» **What to do**
Without the pictures, give the entries below again exactly as written.

══════════════════════════════

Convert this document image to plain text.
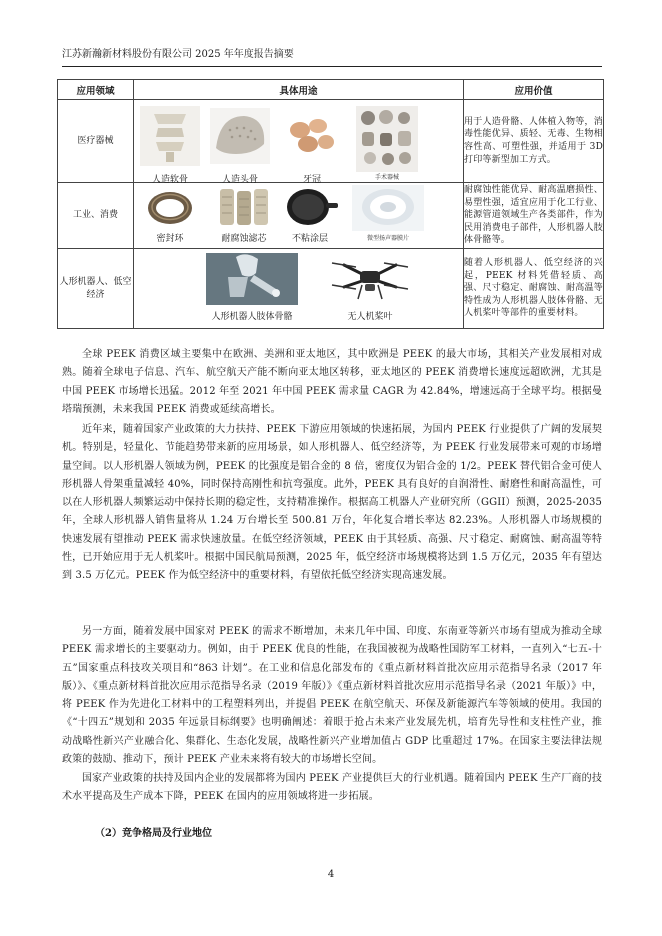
江苏新瀚新材料股份有限公司 2025 年年度报告摘要
应用领域	具体用途	应用价值
医疗器械	人造软骨 人造头骨 牙冠 手术器械	用于人造骨骼、人体植入物等，消毒性能优异、质轻、无毒、生物相容性高、可塑性强，并适用于 3D 打印等新型加工方式。
工业、消费	密封环 耐腐蚀滤芯 不粘涂层 微型扬声器膜片	耐腐蚀性能优异、耐高温磨损性、易塑性强，适宜应用于化工行业、能源管道领域生产各类部件，作为民用消费电子部件，人形机器人肢体骨骼等。
人形机器人、低空经济	人形机器人肢体骨骼 无人机桨叶	随着人形机器人、低空经济的兴起，PEEK 材料凭借轻质、高强、尺寸稳定、耐腐蚀、耐高温等特性成为人形机器人肢体骨骼、无人机桨叶等部件的重要材料。

全球 PEEK 消费区域主要集中在欧洲、美洲和亚太地区，其中欧洲是 PEEK 的最大市场，其相关产业发展相对成熟。随着全球电子信息、汽车、航空航天产能不断向亚太地区转移，亚太地区的 PEEK 消费增长速度远超欧洲，尤其是中国 PEEK 市场增长迅猛。2012 年至 2021 年中国 PEEK 需求量 CAGR 为 42.84%，增速远高于全球平均。根据曼塔瑞预测，未来我国 PEEK 消费或延续高增长。

近年来，随着国家产业政策的大力扶持、PEEK 下游应用领域的快速拓展，为国内 PEEK 行业提供了广阔的发展契机。特别是，轻量化、节能趋势带来新的应用场景，如人形机器人、低空经济等，为 PEEK 行业发展带来可观的市场增量空间。以人形机器人领域为例，PEEK 的比强度是铝合金的 8 倍，密度仅为铝合金的 1/2。PEEK 替代铝合金可使人形机器人骨架重量减轻 40%，同时保持高刚性和抗弯强度。此外，PEEK 具有良好的自润滑性、耐磨性和耐高温性，可以在人形机器人频繁运动中保持长期的稳定性，支持精准操作。根据高工机器人产业研究所（GGII）预测，2025-2035 年，全球人形机器人销售量将从 1.24 万台增长至 500.81 万台，年化复合增长率达 82.23%。人形机器人市场规模的快速发展有望推动 PEEK 需求快速放量。在低空经济领域，PEEK 由于其轻质、高强、尺寸稳定、耐腐蚀、耐高温等特性，已开始应用于无人机桨叶。根据中国民航局预测，2025 年，低空经济市场规模将达到 1.5 万亿元，2035 年有望达到 3.5 万亿元。PEEK 作为低空经济中的重要材料，有望依托低空经济实现高速发展。

另一方面，随着发展中国家对 PEEK 的需求不断增加，未来几年中国、印度、东南亚等新兴市场有望成为推动全球 PEEK 需求增长的主要驱动力。例如，由于 PEEK 优良的性能，在我国被视为战略性国防军工材料，一直列入“七五-十五”国家重点科技攻关项目和“863 计划”。在工业和信息化部发布的《重点新材料首批次应用示范指导名录（2017 年版）》、《重点新材料首批次应用示范指导名录（2019 年版）》《重点新材料首批次应用示范指导名录（2021 年版）》中，将 PEEK 作为先进化工材料中的工程塑料列出，并提倡 PEEK 在航空航天、环保及新能源汽车等领域的使用。我国的《“十四五”规划和 2035 年远景目标纲要》也明确阐述：着眼于抢占未来产业发展先机，培育先导性和支柱性产业，推动战略性新兴产业融合化、集群化、生态化发展，战略性新兴产业增加值占 GDP 比重超过 17%。在国家主要法律法规政策的鼓励、推动下，预计 PEEK 产业未来将有较大的市场增长空间。

国家产业政策的扶持及国内企业的发展都将为国内 PEEK 产业提供巨大的行业机遇。随着国内 PEEK 生产厂商的技术水平提高及生产成本下降，PEEK 在国内的应用领域将进一步拓展。

（2）竞争格局及行业地位

4
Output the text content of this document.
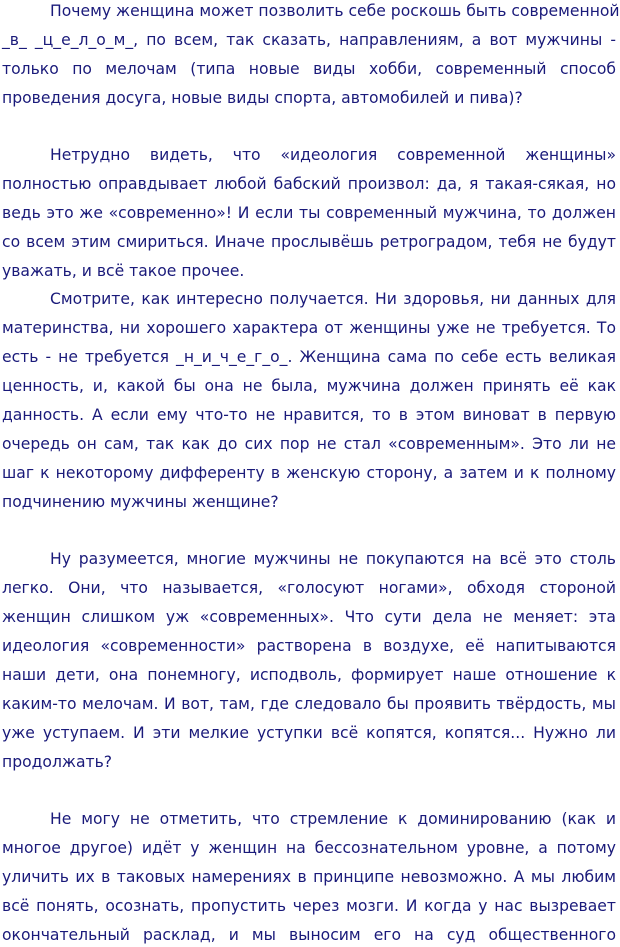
Почему женщина может позволить себе роскошь быть современной
_в_ _ц_е_л_о_м_, по всем, так сказать, направлениям, а вот мужчины -
только по мелочам (типа новые виды хобби, современный способ
проведения досуга, новые виды спорта, автомобилей и пива)?

Нетрудно видеть, что «идеология современной женщины»
полностью оправдывает любой бабский произвол: да, я такая-сякая, но
ведь это же «современно»! И если ты современный мужчина, то должен
со всем этим смириться. Иначе прослывёшь ретроградом, тебя не будут
уважать, и всё такое прочее.

Смотрите, как интересно получается. Ни здоровья, ни данных для
материнства, ни хорошего характера от женщины уже не требуется. То
есть - не требуется _н_и_ч_е_г_о_. Женщина сама по себе есть великая
ценность, и, какой бы она не была, мужчина должен принять её как
данность. А если ему что-то не нравится, то в этом виноват в первую
очередь он сам, так как до сих пор не стал «современным». Это ли не
шаг к некоторому дифференту в женскую сторону, а затем и к полному
подчинению мужчины женщине?

Ну разумеется, многие мужчины не покупаются на всё это столь
легко. Они, что называется, «голосуют ногами», обходя стороной
женщин слишком уж «современных». Что сути дела не меняет: эта
идеология «современности» растворена в воздухе, её напитываются
наши дети, она понемногу, исподволь, формирует наше отношение к
каким-то мелочам. И вот, там, где следовало бы проявить твёрдость, мы
уже уступаем. И эти мелкие уступки всё копятся, копятся... Нужно ли
продолжать?

Не могу не отметить, что стремление к доминированию (как и
многое другое) идёт у женщин на бессознательном уровне, а потому
уличить их в таковых намерениях в принципе невозможно. А мы любим
всё понять, осознать, пропустить через мозги. И когда у нас вызревает
окончательный расклад, и мы выносим его на суд общественного
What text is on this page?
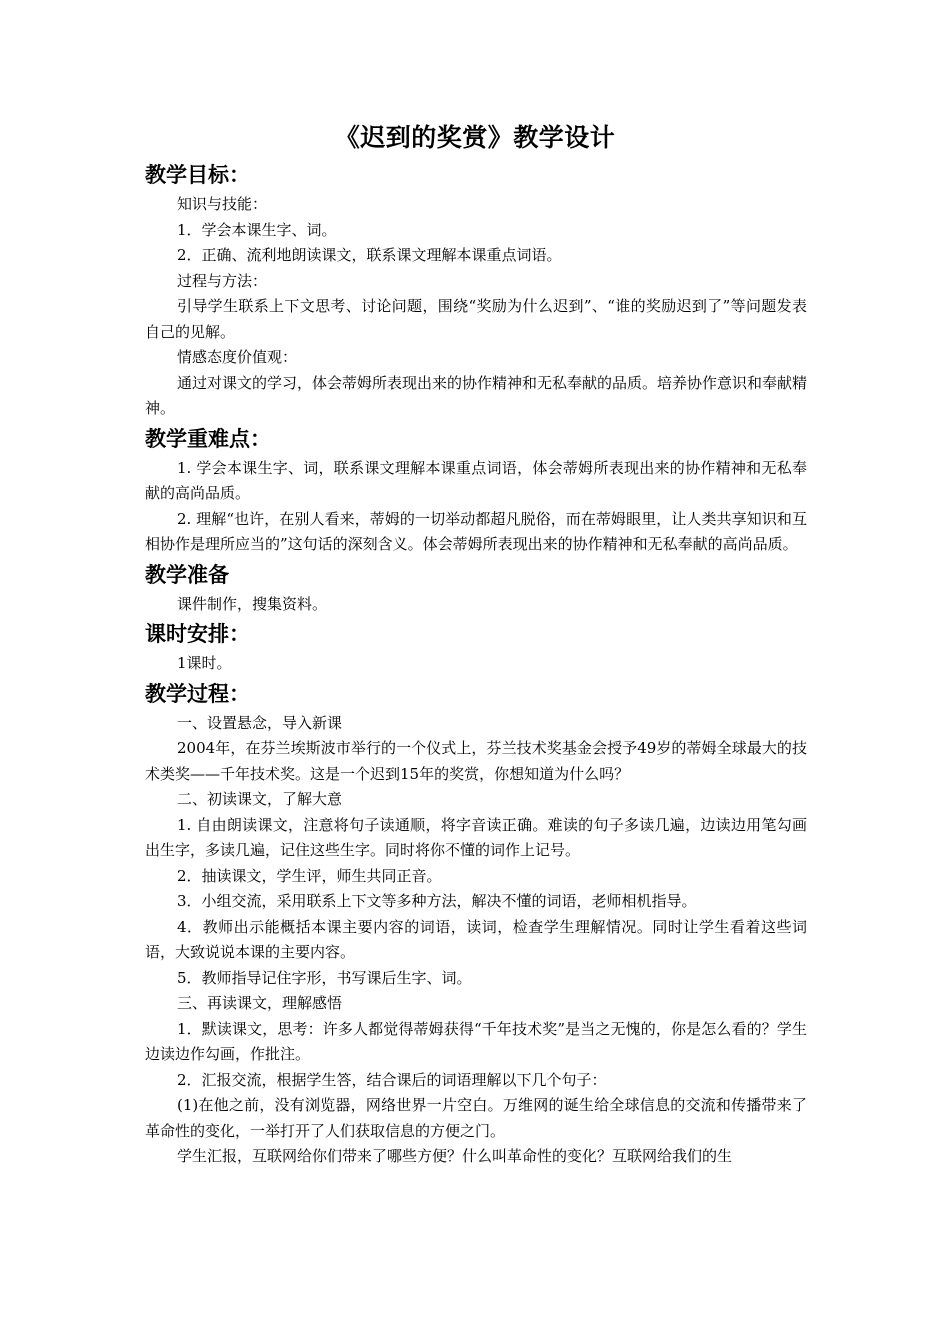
《迟到的奖赏》教学设计
教学目标：

知识与技能：

1．学会本课生字、词。

2．正确、流利地朗读课文，联系课文理解本课重点词语。

过程与方法：

引导学生联系上下文思考、讨论问题，围绕“奖励为什么迟到”、“谁的奖励迟到了”等问题发表自己的见解。

情感态度价值观：

通过对课文的学习，体会蒂姆所表现出来的协作精神和无私奉献的品质。培养协作意识和奉献精神。

教学重难点：

1. 学会本课生字、词，联系课文理解本课重点词语，体会蒂姆所表现出来的协作精神和无私奉献的高尚品质。

2. 理解“也许，在别人看来，蒂姆的一切举动都超凡脱俗，而在蒂姆眼里，让人类共享知识和互相协作是理所应当的”这句话的深刻含义。体会蒂姆所表现出来的协作精神和无私奉献的高尚品质。

教学准备

课件制作，搜集资料。

课时安排：

1课时。

教学过程：

一、设置悬念，导入新课

2004年，在芬兰埃斯波市举行的一个仪式上，芬兰技术奖基金会授予49岁的蒂姆全球最大的技术类奖——千年技术奖。这是一个迟到15年的奖赏，你想知道为什么吗？

二、初读课文，了解大意

1. 自由朗读课文，注意将句子读通顺，将字音读正确。难读的句子多读几遍，边读边用笔勾画出生字，多读几遍，记住这些生字。同时将你不懂的词作上记号。

2．抽读课文，学生评，师生共同正音。

3．小组交流，采用联系上下文等多种方法，解决不懂的词语，老师相机指导。

4．教师出示能概括本课主要内容的词语，读词，检查学生理解情况。同时让学生看着这些词语，大致说说本课的主要内容。

5．教师指导记住字形，书写课后生字、词。

三、再读课文，理解感悟

1．默读课文，思考：许多人都觉得蒂姆获得“千年技术奖”是当之无愧的，你是怎么看的？学生边读边作勾画，作批注。

2．汇报交流，根据学生答，结合课后的词语理解以下几个句子：

(1)在他之前，没有浏览器，网络世界一片空白。万维网的诞生给全球信息的交流和传播带来了革命性的变化，一举打开了人们获取信息的方便之门。

学生汇报，互联网给你们带来了哪些方便？什么叫革命性的变化？互联网给我们的生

══════════════════════════════

» **Full answer**
Convert this document image to plain text.
江苏新瀚新材料股份有限公司 2025 年年度报告摘要
应用领域	具体用途	应用价值
医疗器械	人造软骨 人造头骨 牙冠 手术器械	用于人造骨骼、人体植入物等，消毒性能优异、质轻、无毒、生物相容性高、可塑性强，并适用于 3D 打印等新型加工方式。
工业、消费	密封环 耐腐蚀滤芯 不粘涂层 微型扬声器膜片	耐腐蚀性能优异、耐高温磨损性、易塑性强，适宜应用于化工行业、能源管道领域生产各类部件，作为民用消费电子部件，人形机器人肢体骨骼等。
人形机器人、低空经济	人形机器人肢体骨骼 无人机桨叶	随着人形机器人、低空经济的兴起，PEEK 材料凭借轻质、高强、尺寸稳定、耐腐蚀、耐高温等特性成为人形机器人肢体骨骼、无人机桨叶等部件的重要材料。

全球 PEEK 消费区域主要集中在欧洲、美洲和亚太地区，其中欧洲是 PEEK 的最大市场，其相关产业发展相对成熟。随着全球电子信息、汽车、航空航天产能不断向亚太地区转移，亚太地区的 PEEK 消费增长速度远超欧洲，尤其是中国 PEEK 市场增长迅猛。2012 年至 2021 年中国 PEEK 需求量 CAGR 为 42.84%，增速远高于全球平均。根据曼塔瑞预测，未来我国 PEEK 消费或延续高增长。

近年来，随着国家产业政策的大力扶持、PEEK 下游应用领域的快速拓展，为国内 PEEK 行业提供了广阔的发展契机。特别是，轻量化、节能趋势带来新的应用场景，如人形机器人、低空经济等，为 PEEK 行业发展带来可观的市场增量空间。以人形机器人领域为例，PEEK 的比强度是铝合金的 8 倍，密度仅为铝合金的 1/2。PEEK 替代铝合金可使人形机器人骨架重量减轻 40%，同时保持高刚性和抗弯强度。此外，PEEK 具有良好的自润滑性、耐磨性和耐高温性，可以在人形机器人频繁运动中保持长期的稳定性，支持精准操作。根据高工机器人产业研究所（GGII）预测，2025-2035 年，全球人形机器人销售量将从 1.24 万台增长至 500.81 万台，年化复合增长率达 82.23%。人形机器人市场规模的快速发展有望推动 PEEK 需求快速放量。在低空经济领域，PEEK 由于其轻质、高强、尺寸稳定、耐腐蚀、耐高温等特性，已开始应用于无人机桨叶。根据中国民航局预测，2025 年，低空经济市场规模将达到 1.5 万亿元，2035 年有望达到 3.5 万亿元。PEEK 作为低空经济中的重要材料，有望依托低空经济实现高速发展。

另一方面，随着发展中国家对 PEEK 的需求不断增加，未来几年中国、印度、东南亚等新兴市场有望成为推动全球 PEEK 需求增长的主要驱动力。例如，由于 PEEK 优良的性能，在我国被视为战略性国防军工材料，一直列入“七五-十五”国家重点科技攻关项目和“863 计划”。在工业和信息化部发布的《重点新材料首批次应用示范指导名录（2017 年版）》、《重点新材料首批次应用示范指导名录（2019 年版）》《重点新材料首批次应用示范指导名录（2021 年版）》中，将 PEEK 作为先进化工材料中的工程塑料列出，并提倡 PEEK 在航空航天、环保及新能源汽车等领域的使用。我国的《“十四五”规划和 2035 年远景目标纲要》也明确阐述：着眼于抢占未来产业发展先机，培育先导性和支柱性产业，推动战略性新兴产业融合化、集群化、生态化发展，战略性新兴产业增加值占 GDP 比重超过 17%。在国家主要法律法规政策的鼓励、推动下，预计 PEEK 产业未来将有较大的市场增长空间。

国家产业政策的扶持及国内企业的发展都将为国内 PEEK 产业提供巨大的行业机遇。随着国内 PEEK 生产厂商的技术水平提高及生产成本下降，PEEK 在国内的应用领域将进一步拓展。

（2）竞争格局及行业地位

4
Output the text content of this document.
Почему женщина может позволить себе роскошь быть современной
_в_ _ц_е_л_о_м_, по всем, так сказать, направлениям, а вот мужчины -
только по мелочам (типа новые виды хобби, современный способ
проведения досуга, новые виды спорта, автомобилей и пива)?

Нетрудно видеть, что «идеология современной женщины»
полностью оправдывает любой бабский произвол: да, я такая-сякая, но
ведь это же «современно»! И если ты современный мужчина, то должен
со всем этим смириться. Иначе прослывёшь ретроградом, тебя не будут
уважать, и всё такое прочее.

Смотрите, как интересно получается. Ни здоровья, ни данных для
материнства, ни хорошего характера от женщины уже не требуется. То
есть - не требуется _н_и_ч_е_г_о_. Женщина сама по себе есть великая
ценность, и, какой бы она не была, мужчина должен принять её как
данность. А если ему что-то не нравится, то в этом виноват в первую
очередь он сам, так как до сих пор не стал «современным». Это ли не
шаг к некоторому дифференту в женскую сторону, а затем и к полному
подчинению мужчины женщине?

Ну разумеется, многие мужчины не покупаются на всё это столь
легко. Они, что называется, «голосуют ногами», обходя стороной
женщин слишком уж «современных». Что сути дела не меняет: эта
идеология «современности» растворена в воздухе, её напитываются
наши дети, она понемногу, исподволь, формирует наше отношение к
каким-то мелочам. И вот, там, где следовало бы проявить твёрдость, мы
уже уступаем. И эти мелкие уступки всё копятся, копятся... Нужно ли
продолжать?

Не могу не отметить, что стремление к доминированию (как и
многое другое) идёт у женщин на бессознательном уровне, а потому
уличить их в таковых намерениях в принципе невозможно. А мы любим
всё понять, осознать, пропустить через мозги. И когда у нас вызревает
окончательный расклад, и мы выносим его на суд общественного
What text is on this page?
《迟到的奖赏》教学设计
教学目标：

知识与技能：

1．学会本课生字、词。

2．正确、流利地朗读课文，联系课文理解本课重点词语。

过程与方法：

引导学生联系上下文思考、讨论问题，围绕“奖励为什么迟到”、“谁的奖励迟到了”等问题发表自己的见解。

情感态度价值观：

通过对课文的学习，体会蒂姆所表现出来的协作精神和无私奉献的品质。培养协作意识和奉献精神。

教学重难点：

1. 学会本课生字、词，联系课文理解本课重点词语，体会蒂姆所表现出来的协作精神和无私奉献的高尚品质。

2. 理解“也许，在别人看来，蒂姆的一切举动都超凡脱俗，而在蒂姆眼里，让人类共享知识和互相协作是理所应当的”这句话的深刻含义。体会蒂姆所表现出来的协作精神和无私奉献的高尚品质。

教学准备

课件制作，搜集资料。

课时安排：

1课时。

教学过程：

一、设置悬念，导入新课

2004年，在芬兰埃斯波市举行的一个仪式上，芬兰技术奖基金会授予49岁的蒂姆全球最大的技术类奖——千年技术奖。这是一个迟到15年的奖赏，你想知道为什么吗？

二、初读课文，了解大意

1. 自由朗读课文，注意将句子读通顺，将字音读正确。难读的句子多读几遍，边读边用笔勾画出生字，多读几遍，记住这些生字。同时将你不懂的词作上记号。

2．抽读课文，学生评，师生共同正音。

3．小组交流，采用联系上下文等多种方法，解决不懂的词语，老师相机指导。

4．教师出示能概括本课主要内容的词语，读词，检查学生理解情况。同时让学生看着这些词语，大致说说本课的主要内容。

5．教师指导记住字形，书写课后生字、词。

三、再读课文，理解感悟

1．默读课文，思考：许多人都觉得蒂姆获得“千年技术奖”是当之无愧的，你是怎么看的？学生边读边作勾画，作批注。

2．汇报交流，根据学生答，结合课后的词语理解以下几个句子：

(1)在他之前，没有浏览器，网络世界一片空白。万维网的诞生给全球信息的交流和传播带来了革命性的变化，一举打开了人们获取信息的方便之门。

学生汇报，互联网给你们带来了哪些方便？什么叫革命性的变化？互联网给我们的生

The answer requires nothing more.